→ Dataset entries:
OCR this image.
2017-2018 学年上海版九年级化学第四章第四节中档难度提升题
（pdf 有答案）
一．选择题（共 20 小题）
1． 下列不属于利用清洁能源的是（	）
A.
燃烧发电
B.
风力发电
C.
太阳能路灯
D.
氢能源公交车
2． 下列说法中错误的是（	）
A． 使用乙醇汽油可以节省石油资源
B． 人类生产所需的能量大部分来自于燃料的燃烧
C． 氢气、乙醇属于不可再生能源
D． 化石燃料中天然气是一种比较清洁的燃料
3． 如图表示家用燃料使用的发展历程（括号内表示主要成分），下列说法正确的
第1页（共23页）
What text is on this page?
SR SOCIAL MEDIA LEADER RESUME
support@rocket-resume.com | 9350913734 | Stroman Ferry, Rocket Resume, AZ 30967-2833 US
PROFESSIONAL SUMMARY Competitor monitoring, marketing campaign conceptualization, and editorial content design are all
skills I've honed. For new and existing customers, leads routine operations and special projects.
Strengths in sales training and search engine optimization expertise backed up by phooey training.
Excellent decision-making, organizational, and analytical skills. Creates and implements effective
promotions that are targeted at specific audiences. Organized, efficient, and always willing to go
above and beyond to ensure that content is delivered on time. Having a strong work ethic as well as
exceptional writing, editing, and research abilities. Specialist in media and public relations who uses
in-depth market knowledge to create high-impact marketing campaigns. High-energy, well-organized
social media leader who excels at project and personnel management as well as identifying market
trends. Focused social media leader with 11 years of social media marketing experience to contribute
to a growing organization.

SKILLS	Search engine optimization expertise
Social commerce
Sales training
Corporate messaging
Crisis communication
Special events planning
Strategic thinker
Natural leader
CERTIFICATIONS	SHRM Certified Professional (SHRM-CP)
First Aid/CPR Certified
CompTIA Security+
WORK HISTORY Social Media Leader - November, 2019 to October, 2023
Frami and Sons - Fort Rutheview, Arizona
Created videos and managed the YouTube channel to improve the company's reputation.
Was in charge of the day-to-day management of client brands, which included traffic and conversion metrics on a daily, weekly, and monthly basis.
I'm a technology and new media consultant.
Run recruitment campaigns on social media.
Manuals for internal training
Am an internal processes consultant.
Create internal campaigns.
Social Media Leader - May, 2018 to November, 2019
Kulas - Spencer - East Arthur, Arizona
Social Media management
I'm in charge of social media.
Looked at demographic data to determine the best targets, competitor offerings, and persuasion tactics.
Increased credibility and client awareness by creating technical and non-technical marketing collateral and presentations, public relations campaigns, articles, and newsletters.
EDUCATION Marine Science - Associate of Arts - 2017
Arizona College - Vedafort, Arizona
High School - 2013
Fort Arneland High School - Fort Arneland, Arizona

→ Requirements: Reproduce every line of the material above exactly.

→ Result:
OCR this image.
2017-2018 学年上海版九年级化学第四章第四节中档难度提升题
（pdf 有答案）
一．选择题（共 20 小题）
1． 下列不属于利用清洁能源的是（	）
A.
燃烧发电
B.
风力发电
C.
太阳能路灯
D.
氢能源公交车
2． 下列说法中错误的是（	）
A． 使用乙醇汽油可以节省石油资源
B． 人类生产所需的能量大部分来自于燃料的燃烧
C． 氢气、乙醇属于不可再生能源
D． 化石燃料中天然气是一种比较清洁的燃料
3． 如图表示家用燃料使用的发展历程（括号内表示主要成分），下列说法正确的
第1页（共23页）
What text is on this page?
SR SOCIAL MEDIA LEADER RESUME
support@rocket-resume.com | 9350913734 | Stroman Ferry, Rocket Resume, AZ 30967-2833 US
PROFESSIONAL SUMMARY Competitor monitoring, marketing campaign conceptualization, and editorial content design are all
skills I've honed. For new and existing customers, leads routine operations and special projects.
Strengths in sales training and search engine optimization expertise backed up by phooey training.
Excellent decision-making, organizational, and analytical skills. Creates and implements effective
promotions that are targeted at specific audiences. Organized, efficient, and always willing to go
above and beyond to ensure that content is delivered on time. Having a strong work ethic as well as
exceptional writing, editing, and research abilities. Specialist in media and public relations who uses
in-depth market knowledge to create high-impact marketing campaigns. High-energy, well-organized
social media leader who excels at project and personnel management as well as identifying market
trends. Focused social media leader with 11 years of social media marketing experience to contribute
to a growing organization.

SKILLS	Search engine optimization expertise
Social commerce
Sales training
Corporate messaging
Crisis communication
Special events planning
Strategic thinker
Natural leader
CERTIFICATIONS	SHRM Certified Professional (SHRM-CP)
First Aid/CPR Certified
CompTIA Security+
WORK HISTORY Social Media Leader - November, 2019 to October, 2023
Frami and Sons - Fort Rutheview, Arizona
Created videos and managed the YouTube channel to improve the company's reputation.
Was in charge of the day-to-day management of client brands, which included traffic and conversion metrics on a daily, weekly, and monthly basis.
I'm a technology and new media consultant.
Run recruitment campaigns on social media.
Manuals for internal training
Am an internal processes consultant.
Create internal campaigns.
Social Media Leader - May, 2018 to November, 2019
Kulas - Spencer - East Arthur, Arizona
Social Media management
I'm in charge of social media.
Looked at demographic data to determine the best targets, competitor offerings, and persuasion tactics.
Increased credibility and client awareness by creating technical and non-technical marketing collateral and presentations, public relations campaigns, articles, and newsletters.
EDUCATION Marine Science - Associate of Arts - 2017
Arizona College - Vedafort, Arizona
High School - 2013
Fort Arneland High School - Fort Arneland, Arizona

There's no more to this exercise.